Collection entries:
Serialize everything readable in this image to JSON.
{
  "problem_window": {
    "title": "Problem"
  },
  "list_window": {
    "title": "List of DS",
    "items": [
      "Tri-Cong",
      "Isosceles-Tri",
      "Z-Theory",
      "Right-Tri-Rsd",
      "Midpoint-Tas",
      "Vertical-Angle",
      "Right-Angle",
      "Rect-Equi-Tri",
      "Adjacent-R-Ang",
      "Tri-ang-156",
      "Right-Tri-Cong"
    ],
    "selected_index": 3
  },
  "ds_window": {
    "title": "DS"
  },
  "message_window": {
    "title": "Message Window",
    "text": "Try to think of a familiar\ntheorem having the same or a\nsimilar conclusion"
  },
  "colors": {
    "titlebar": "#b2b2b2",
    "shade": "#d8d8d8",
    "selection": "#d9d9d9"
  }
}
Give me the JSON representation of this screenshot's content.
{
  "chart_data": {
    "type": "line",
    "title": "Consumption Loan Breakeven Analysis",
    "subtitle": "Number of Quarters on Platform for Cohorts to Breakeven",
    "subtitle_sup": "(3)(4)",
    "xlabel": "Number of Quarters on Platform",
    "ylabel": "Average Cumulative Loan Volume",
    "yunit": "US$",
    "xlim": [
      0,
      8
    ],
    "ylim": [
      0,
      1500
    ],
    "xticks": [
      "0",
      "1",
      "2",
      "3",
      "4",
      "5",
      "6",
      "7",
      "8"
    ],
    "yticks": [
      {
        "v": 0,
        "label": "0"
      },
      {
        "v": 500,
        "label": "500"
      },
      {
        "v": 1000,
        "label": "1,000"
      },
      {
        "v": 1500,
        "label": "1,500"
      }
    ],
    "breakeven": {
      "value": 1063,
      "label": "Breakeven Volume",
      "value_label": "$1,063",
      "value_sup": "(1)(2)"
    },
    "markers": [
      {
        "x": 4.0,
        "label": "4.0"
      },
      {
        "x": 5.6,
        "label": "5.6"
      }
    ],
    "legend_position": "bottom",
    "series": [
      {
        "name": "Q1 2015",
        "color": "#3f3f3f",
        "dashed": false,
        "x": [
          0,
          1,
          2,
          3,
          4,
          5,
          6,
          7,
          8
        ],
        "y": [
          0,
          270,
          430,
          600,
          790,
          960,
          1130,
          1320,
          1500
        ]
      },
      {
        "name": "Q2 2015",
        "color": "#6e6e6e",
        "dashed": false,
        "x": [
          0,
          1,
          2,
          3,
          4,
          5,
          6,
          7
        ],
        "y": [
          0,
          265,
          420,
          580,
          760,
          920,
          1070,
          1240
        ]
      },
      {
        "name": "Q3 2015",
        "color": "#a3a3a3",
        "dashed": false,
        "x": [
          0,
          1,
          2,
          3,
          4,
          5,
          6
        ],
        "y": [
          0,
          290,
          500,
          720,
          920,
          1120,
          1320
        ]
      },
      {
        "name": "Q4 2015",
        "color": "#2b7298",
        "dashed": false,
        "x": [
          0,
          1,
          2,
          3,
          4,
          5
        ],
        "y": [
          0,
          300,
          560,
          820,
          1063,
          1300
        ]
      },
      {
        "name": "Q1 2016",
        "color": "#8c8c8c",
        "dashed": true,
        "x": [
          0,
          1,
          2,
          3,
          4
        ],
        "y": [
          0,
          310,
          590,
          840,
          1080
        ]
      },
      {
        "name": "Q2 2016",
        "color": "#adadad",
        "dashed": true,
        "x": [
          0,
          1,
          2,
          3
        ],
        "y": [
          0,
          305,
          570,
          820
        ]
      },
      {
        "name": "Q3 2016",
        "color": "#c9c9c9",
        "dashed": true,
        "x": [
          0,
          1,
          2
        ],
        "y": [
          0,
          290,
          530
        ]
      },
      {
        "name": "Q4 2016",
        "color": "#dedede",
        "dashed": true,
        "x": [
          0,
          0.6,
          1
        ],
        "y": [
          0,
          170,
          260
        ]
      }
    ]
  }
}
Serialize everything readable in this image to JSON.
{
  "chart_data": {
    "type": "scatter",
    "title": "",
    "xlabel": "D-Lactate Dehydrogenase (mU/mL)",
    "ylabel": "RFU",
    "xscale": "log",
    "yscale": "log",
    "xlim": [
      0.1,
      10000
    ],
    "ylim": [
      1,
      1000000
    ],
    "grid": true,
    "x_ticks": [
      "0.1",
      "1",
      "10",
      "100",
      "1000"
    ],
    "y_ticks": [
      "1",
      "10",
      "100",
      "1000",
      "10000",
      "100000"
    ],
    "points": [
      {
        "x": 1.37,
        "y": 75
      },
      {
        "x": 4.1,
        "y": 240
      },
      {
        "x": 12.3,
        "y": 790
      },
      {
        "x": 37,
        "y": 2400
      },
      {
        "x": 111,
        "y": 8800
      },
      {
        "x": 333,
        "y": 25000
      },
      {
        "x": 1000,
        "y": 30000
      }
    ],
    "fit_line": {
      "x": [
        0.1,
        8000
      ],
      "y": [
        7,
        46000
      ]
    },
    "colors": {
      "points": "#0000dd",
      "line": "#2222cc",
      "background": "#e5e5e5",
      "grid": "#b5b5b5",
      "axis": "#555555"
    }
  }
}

* Given task *
Where a line above includes "Loan", copy that line.

* Correct result *
    "title": "Consumption Loan Breakeven Analysis",
    "ylabel": "Average Cumulative Loan Volume",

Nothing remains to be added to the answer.